▸ **MATERIAL SUPPLIED**
********
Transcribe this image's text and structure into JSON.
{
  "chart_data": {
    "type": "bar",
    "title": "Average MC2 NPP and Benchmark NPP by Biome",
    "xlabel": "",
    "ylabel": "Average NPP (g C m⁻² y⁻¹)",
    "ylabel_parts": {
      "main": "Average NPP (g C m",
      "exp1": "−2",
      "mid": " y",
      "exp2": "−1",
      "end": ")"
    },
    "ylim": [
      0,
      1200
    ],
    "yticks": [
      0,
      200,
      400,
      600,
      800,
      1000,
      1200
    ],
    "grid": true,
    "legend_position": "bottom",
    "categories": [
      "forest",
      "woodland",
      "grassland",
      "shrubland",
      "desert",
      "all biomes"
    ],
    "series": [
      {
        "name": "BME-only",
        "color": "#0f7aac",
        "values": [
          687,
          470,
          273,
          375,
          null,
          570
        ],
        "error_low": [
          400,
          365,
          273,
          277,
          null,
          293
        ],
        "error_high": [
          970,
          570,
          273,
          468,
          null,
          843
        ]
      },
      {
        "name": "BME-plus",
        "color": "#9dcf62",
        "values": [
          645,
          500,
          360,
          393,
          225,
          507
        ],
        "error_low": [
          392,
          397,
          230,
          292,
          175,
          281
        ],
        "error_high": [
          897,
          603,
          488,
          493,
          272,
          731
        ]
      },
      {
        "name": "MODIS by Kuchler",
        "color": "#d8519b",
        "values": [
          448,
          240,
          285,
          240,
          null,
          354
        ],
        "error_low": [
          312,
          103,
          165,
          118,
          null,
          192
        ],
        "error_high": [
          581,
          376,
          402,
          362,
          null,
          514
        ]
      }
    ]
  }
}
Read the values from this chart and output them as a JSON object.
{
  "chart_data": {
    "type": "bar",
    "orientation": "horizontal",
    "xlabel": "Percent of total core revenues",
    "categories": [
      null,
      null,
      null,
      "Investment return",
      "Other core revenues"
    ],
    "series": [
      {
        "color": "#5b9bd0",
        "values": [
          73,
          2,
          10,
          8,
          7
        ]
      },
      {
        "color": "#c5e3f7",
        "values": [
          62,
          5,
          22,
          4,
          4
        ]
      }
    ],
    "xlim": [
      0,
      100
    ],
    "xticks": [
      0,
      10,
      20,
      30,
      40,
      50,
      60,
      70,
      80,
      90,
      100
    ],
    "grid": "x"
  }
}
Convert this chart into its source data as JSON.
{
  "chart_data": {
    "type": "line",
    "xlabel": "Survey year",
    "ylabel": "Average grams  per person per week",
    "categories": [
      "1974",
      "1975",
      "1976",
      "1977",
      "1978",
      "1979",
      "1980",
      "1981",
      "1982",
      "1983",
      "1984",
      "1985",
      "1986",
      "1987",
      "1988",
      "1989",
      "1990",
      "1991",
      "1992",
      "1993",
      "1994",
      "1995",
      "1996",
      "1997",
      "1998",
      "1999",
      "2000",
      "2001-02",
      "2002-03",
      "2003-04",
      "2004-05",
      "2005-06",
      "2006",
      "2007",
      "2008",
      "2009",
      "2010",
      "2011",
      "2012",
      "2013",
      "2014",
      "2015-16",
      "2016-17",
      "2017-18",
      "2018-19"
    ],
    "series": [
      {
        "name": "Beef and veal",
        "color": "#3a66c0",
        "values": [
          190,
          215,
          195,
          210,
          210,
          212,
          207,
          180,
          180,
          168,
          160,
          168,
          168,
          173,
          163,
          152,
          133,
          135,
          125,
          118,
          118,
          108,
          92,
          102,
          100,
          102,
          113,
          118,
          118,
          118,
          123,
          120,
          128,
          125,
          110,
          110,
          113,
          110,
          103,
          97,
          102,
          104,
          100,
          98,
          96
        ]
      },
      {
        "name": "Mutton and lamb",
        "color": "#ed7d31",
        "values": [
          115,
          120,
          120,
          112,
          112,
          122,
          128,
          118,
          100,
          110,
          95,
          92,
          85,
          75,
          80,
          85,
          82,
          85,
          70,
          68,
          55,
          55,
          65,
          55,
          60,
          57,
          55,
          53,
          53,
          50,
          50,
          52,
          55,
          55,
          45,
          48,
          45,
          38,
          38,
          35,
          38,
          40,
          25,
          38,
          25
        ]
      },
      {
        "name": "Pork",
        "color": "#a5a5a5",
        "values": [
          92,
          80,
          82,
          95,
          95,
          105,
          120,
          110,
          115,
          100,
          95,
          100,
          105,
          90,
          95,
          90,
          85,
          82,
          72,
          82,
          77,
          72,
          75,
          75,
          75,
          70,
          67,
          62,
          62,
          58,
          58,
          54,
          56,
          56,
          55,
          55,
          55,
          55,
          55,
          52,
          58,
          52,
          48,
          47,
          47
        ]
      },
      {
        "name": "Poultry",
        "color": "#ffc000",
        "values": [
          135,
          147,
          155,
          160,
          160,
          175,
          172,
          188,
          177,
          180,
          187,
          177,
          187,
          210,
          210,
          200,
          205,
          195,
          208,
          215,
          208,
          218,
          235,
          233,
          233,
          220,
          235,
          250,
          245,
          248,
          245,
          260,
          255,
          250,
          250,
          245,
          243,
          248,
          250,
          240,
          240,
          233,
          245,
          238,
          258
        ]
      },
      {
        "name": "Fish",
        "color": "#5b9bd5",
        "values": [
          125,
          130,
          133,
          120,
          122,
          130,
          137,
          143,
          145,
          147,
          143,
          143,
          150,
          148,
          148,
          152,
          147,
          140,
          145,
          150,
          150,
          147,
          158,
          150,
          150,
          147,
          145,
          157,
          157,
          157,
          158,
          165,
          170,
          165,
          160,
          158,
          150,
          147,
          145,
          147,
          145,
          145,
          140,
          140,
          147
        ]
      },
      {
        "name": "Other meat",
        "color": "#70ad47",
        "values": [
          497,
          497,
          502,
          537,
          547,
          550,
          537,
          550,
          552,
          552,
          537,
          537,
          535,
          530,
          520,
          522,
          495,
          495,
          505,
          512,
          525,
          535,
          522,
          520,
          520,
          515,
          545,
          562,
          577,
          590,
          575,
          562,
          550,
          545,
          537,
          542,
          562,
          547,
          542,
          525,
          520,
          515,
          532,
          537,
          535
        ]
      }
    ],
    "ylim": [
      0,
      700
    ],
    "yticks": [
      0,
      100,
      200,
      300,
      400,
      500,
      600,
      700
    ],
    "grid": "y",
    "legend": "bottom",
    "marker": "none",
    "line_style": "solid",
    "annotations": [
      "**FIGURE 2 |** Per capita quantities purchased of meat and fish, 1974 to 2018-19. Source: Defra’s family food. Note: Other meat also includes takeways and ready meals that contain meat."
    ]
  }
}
********
▸ **TO BE DONE**
Transcribe all of the lines in the records precisely.

▸ **EXERCISE SOLUTION**
Transcribe this image's text and structure into JSON.
{
  "chart_data": {
    "type": "bar",
    "title": "Average MC2 NPP and Benchmark NPP by Biome",
    "xlabel": "",
    "ylabel": "Average NPP (g C m⁻² y⁻¹)",
    "ylabel_parts": {
      "main": "Average NPP (g C m",
      "exp1": "−2",
      "mid": " y",
      "exp2": "−1",
      "end": ")"
    },
    "ylim": [
      0,
      1200
    ],
    "yticks": [
      0,
      200,
      400,
      600,
      800,
      1000,
      1200
    ],
    "grid": true,
    "legend_position": "bottom",
    "categories": [
      "forest",
      "woodland",
      "grassland",
      "shrubland",
      "desert",
      "all biomes"
    ],
    "series": [
      {
        "name": "BME-only",
        "color": "#0f7aac",
        "values": [
          687,
          470,
          273,
          375,
          null,
          570
        ],
        "error_low": [
          400,
          365,
          273,
          277,
          null,
          293
        ],
        "error_high": [
          970,
          570,
          273,
          468,
          null,
          843
        ]
      },
      {
        "name": "BME-plus",
        "color": "#9dcf62",
        "values": [
          645,
          500,
          360,
          393,
          225,
          507
        ],
        "error_low": [
          392,
          397,
          230,
          292,
          175,
          281
        ],
        "error_high": [
          897,
          603,
          488,
          493,
          272,
          731
        ]
      },
      {
        "name": "MODIS by Kuchler",
        "color": "#d8519b",
        "values": [
          448,
          240,
          285,
          240,
          null,
          354
        ],
        "error_low": [
          312,
          103,
          165,
          118,
          null,
          192
        ],
        "error_high": [
          581,
          376,
          402,
          362,
          null,
          514
        ]
      }
    ]
  }
}
Read the values from this chart and output them as a JSON object.
{
  "chart_data": {
    "type": "bar",
    "orientation": "horizontal",
    "xlabel": "Percent of total core revenues",
    "categories": [
      null,
      null,
      null,
      "Investment return",
      "Other core revenues"
    ],
    "series": [
      {
        "color": "#5b9bd0",
        "values": [
          73,
          2,
          10,
          8,
          7
        ]
      },
      {
        "color": "#c5e3f7",
        "values": [
          62,
          5,
          22,
          4,
          4
        ]
      }
    ],
    "xlim": [
      0,
      100
    ],
    "xticks": [
      0,
      10,
      20,
      30,
      40,
      50,
      60,
      70,
      80,
      90,
      100
    ],
    "grid": "x"
  }
}
Convert this chart into its source data as JSON.
{
  "chart_data": {
    "type": "line",
    "xlabel": "Survey year",
    "ylabel": "Average grams  per person per week",
    "categories": [
      "1974",
      "1975",
      "1976",
      "1977",
      "1978",
      "1979",
      "1980",
      "1981",
      "1982",
      "1983",
      "1984",
      "1985",
      "1986",
      "1987",
      "1988",
      "1989",
      "1990",
      "1991",
      "1992",
      "1993",
      "1994",
      "1995",
      "1996",
      "1997",
      "1998",
      "1999",
      "2000",
      "2001-02",
      "2002-03",
      "2003-04",
      "2004-05",
      "2005-06",
      "2006",
      "2007",
      "2008",
      "2009",
      "2010",
      "2011",
      "2012",
      "2013",
      "2014",
      "2015-16",
      "2016-17",
      "2017-18",
      "2018-19"
    ],
    "series": [
      {
        "name": "Beef and veal",
        "color": "#3a66c0",
        "values": [
          190,
          215,
          195,
          210,
          210,
          212,
          207,
          180,
          180,
          168,
          160,
          168,
          168,
          173,
          163,
          152,
          133,
          135,
          125,
          118,
          118,
          108,
          92,
          102,
          100,
          102,
          113,
          118,
          118,
          118,
          123,
          120,
          128,
          125,
          110,
          110,
          113,
          110,
          103,
          97,
          102,
          104,
          100,
          98,
          96
        ]
      },
      {
        "name": "Mutton and lamb",
        "color": "#ed7d31",
        "values": [
          115,
          120,
          120,
          112,
          112,
          122,
          128,
          118,
          100,
          110,
          95,
          92,
          85,
          75,
          80,
          85,
          82,
          85,
          70,
          68,
          55,
          55,
          65,
          55,
          60,
          57,
          55,
          53,
          53,
          50,
          50,
          52,
          55,
          55,
          45,
          48,
          45,
          38,
          38,
          35,
          38,
          40,
          25,
          38,
          25
        ]
      },
      {
        "name": "Pork",
        "color": "#a5a5a5",
        "values": [
          92,
          80,
          82,
          95,
          95,
          105,
          120,
          110,
          115,
          100,
          95,
          100,
          105,
          90,
          95,
          90,
          85,
          82,
          72,
          82,
          77,
          72,
          75,
          75,
          75,
          70,
          67,
          62,
          62,
          58,
          58,
          54,
          56,
          56,
          55,
          55,
          55,
          55,
          55,
          52,
          58,
          52,
          48,
          47,
          47
        ]
      },
      {
        "name": "Poultry",
        "color": "#ffc000",
        "values": [
          135,
          147,
          155,
          160,
          160,
          175,
          172,
          188,
          177,
          180,
          187,
          177,
          187,
          210,
          210,
          200,
          205,
          195,
          208,
          215,
          208,
          218,
          235,
          233,
          233,
          220,
          235,
          250,
          245,
          248,
          245,
          260,
          255,
          250,
          250,
          245,
          243,
          248,
          250,
          240,
          240,
          233,
          245,
          238,
          258
        ]
      },
      {
        "name": "Fish",
        "color": "#5b9bd5",
        "values": [
          125,
          130,
          133,
          120,
          122,
          130,
          137,
          143,
          145,
          147,
          143,
          143,
          150,
          148,
          148,
          152,
          147,
          140,
          145,
          150,
          150,
          147,
          158,
          150,
          150,
          147,
          145,
          157,
          157,
          157,
          158,
          165,
          170,
          165,
          160,
          158,
          150,
          147,
          145,
          147,
          145,
          145,
          140,
          140,
          147
        ]
      },
      {
        "name": "Other meat",
        "color": "#70ad47",
        "values": [
          497,
          497,
          502,
          537,
          547,
          550,
          537,
          550,
          552,
          552,
          537,
          537,
          535,
          530,
          520,
          522,
          495,
          495,
          505,
          512,
          525,
          535,
          522,
          520,
          520,
          515,
          545,
          562,
          577,
          590,
          575,
          562,
          550,
          545,
          537,
          542,
          562,
          547,
          542,
          525,
          520,
          515,
          532,
          537,
          535
        ]
      }
    ],
    "ylim": [
      0,
      700
    ],
    "yticks": [
      0,
      100,
      200,
      300,
      400,
      500,
      600,
      700
    ],
    "grid": "y",
    "legend": "bottom",
    "marker": "none",
    "line_style": "solid",
    "annotations": [
      "**FIGURE 2 |** Per capita quantities purchased of meat and fish, 1974 to 2018-19. Source: Defra’s family food. Note: Other meat also includes takeways and ready meals that contain meat."
    ]
  }
}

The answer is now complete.